From the listing below, extract each line containing the string "page".

───── Material supplied ─────

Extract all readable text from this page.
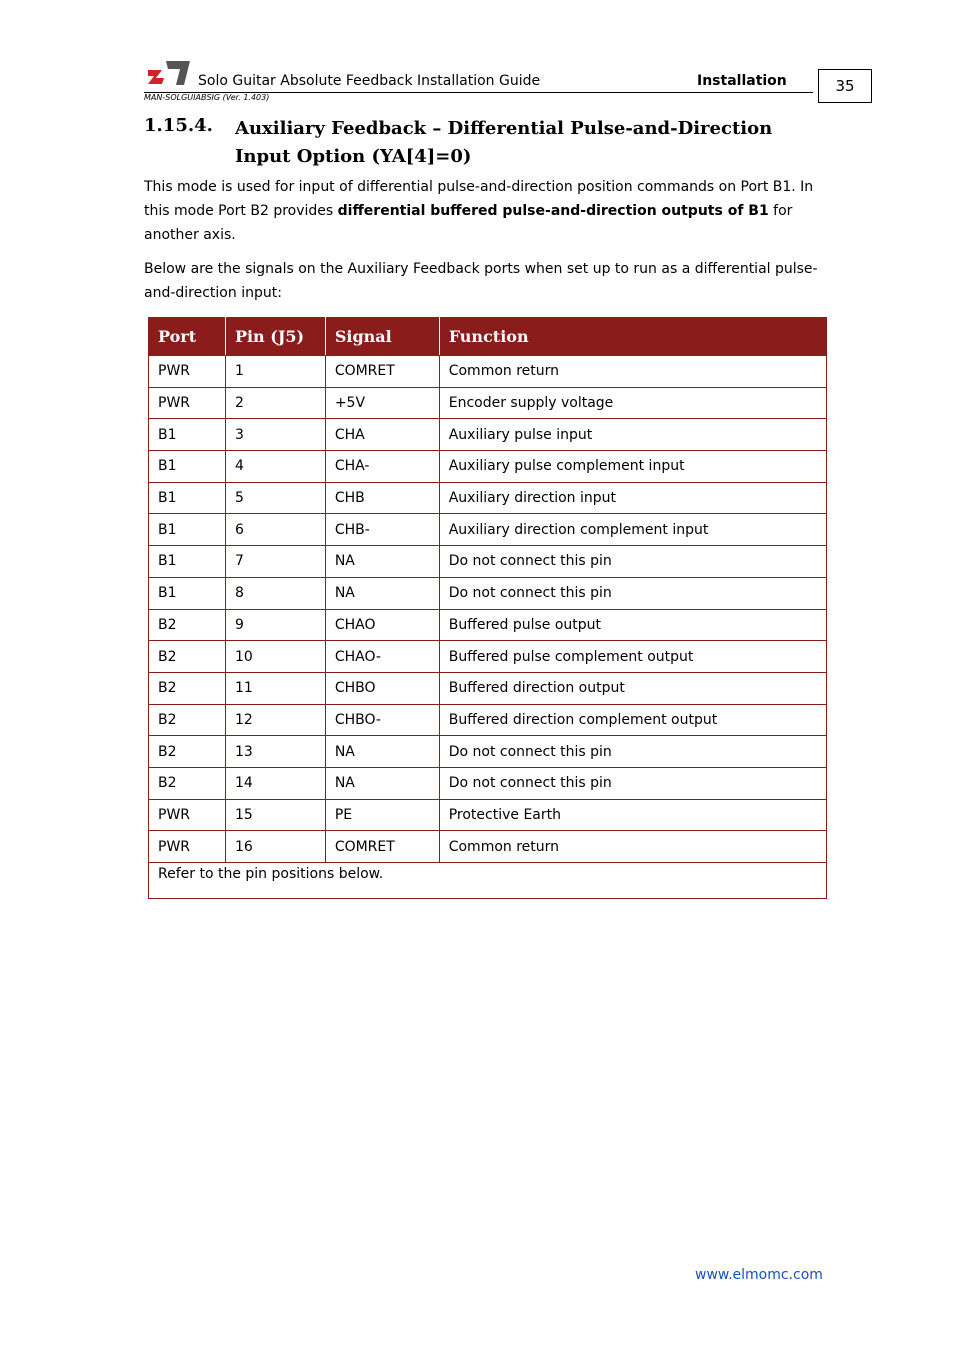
Solo Guitar Absolute Feedback Installation Guide	Installation
MAN-SOLGUIABSIG (Ver. 1.403)
35
1.15.4. Auxiliary Feedback – Differential Pulse-and-Direction Input Option (YA[4]=0)
This mode is used for input of differential pulse-and-direction position commands on Port B1. In this mode Port B2 provides differential buffered pulse-and-direction outputs of B1 for another axis.
Below are the signals on the Auxiliary Feedback ports when set up to run as a differential pulse-and-direction input:
Port	Pin (J5)	Signal	Function
PWR	1	COMRET	Common return
PWR	2	+5V	Encoder supply voltage
B1	3	CHA	Auxiliary pulse input
B1	4	CHA-	Auxiliary pulse complement input
B1	5	CHB	Auxiliary direction input
B1	6	CHB-	Auxiliary direction complement input
B1	7	NA	Do not connect this pin
B1	8	NA	Do not connect this pin
B2	9	CHAO	Buffered pulse output
B2	10	CHAO-	Buffered pulse complement output
B2	11	CHBO	Buffered direction output
B2	12	CHBO-	Buffered direction complement output
B2	13	NA	Do not connect this pin
B2	14	NA	Do not connect this pin
PWR	15	PE	Protective Earth
PWR	16	COMRET	Common return
Refer to the pin positions below.			
www.elmomc.com
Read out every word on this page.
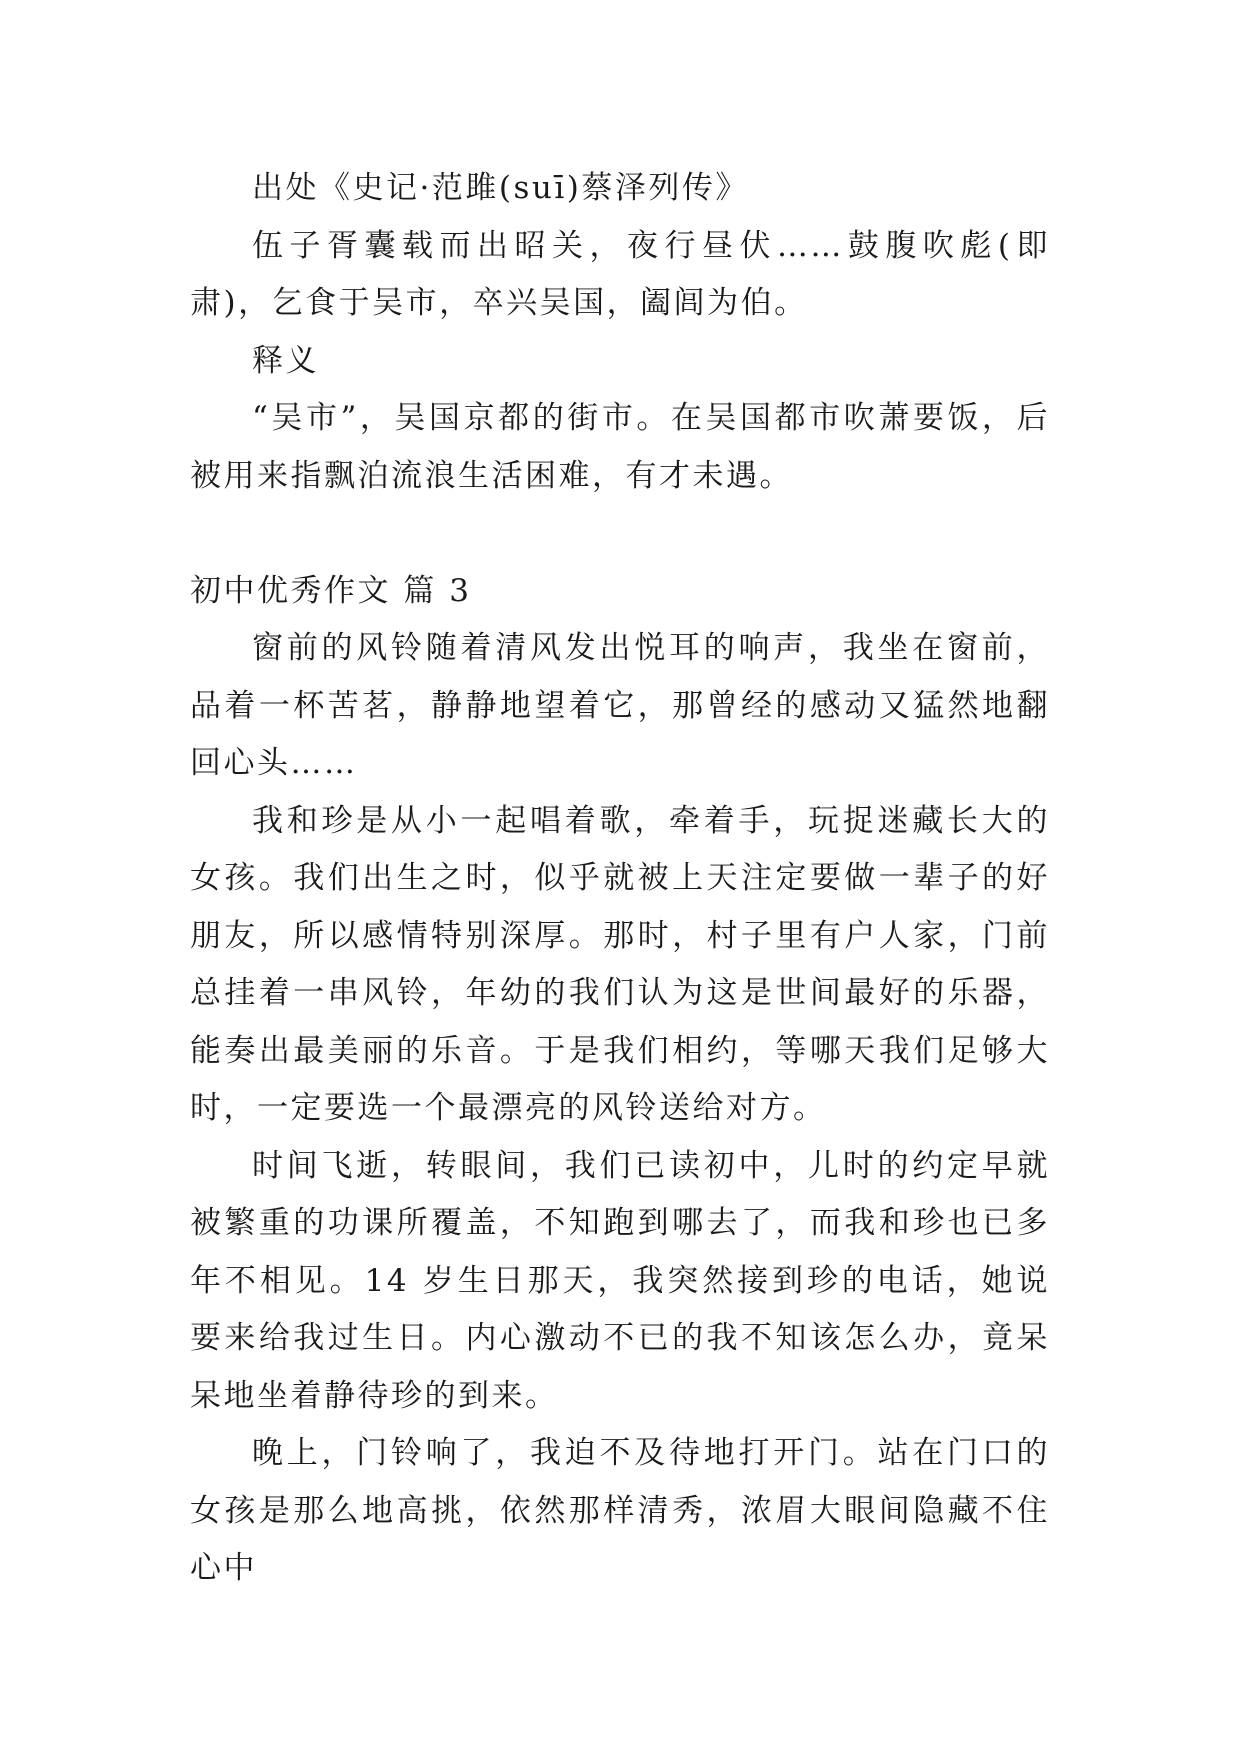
出处《史记·范雎(suī)蔡泽列传》

伍子胥囊载而出昭关，夜行昼伏……鼓腹吹彪(即肃)，乞食于吴市，卒兴吴国，阖闾为伯。

释义

“吴市”，吴国京都的街市。在吴国都市吹萧要饭，后被用来指飘泊流浪生活困难，有才未遇。

初中优秀作文 篇 3

窗前的风铃随着清风发出悦耳的响声，我坐在窗前，品着一杯苦茗，静静地望着它，那曾经的感动又猛然地翻回心头……

我和珍是从小一起唱着歌，牵着手，玩捉迷藏长大的女孩。我们出生之时，似乎就被上天注定要做一辈子的好朋友，所以感情特别深厚。那时，村子里有户人家，门前总挂着一串风铃，年幼的我们认为这是世间最好的乐器，能奏出最美丽的乐音。于是我们相约，等哪天我们足够大时，一定要选一个最漂亮的风铃送给对方。

时间飞逝，转眼间，我们已读初中，儿时的约定早就被繁重的功课所覆盖，不知跑到哪去了，而我和珍也已多年不相见。14 岁生日那天，我突然接到珍的电话，她说要来给我过生日。内心激动不已的我不知该怎么办，竟呆呆地坐着静待珍的到来。

晚上，门铃响了，我迫不及待地打开门。站在门口的女孩是那么地高挑，依然那样清秀，浓眉大眼间隐藏不住心中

─────

[Task output]:
Extract all readable text from this page.
Read out every word on this page.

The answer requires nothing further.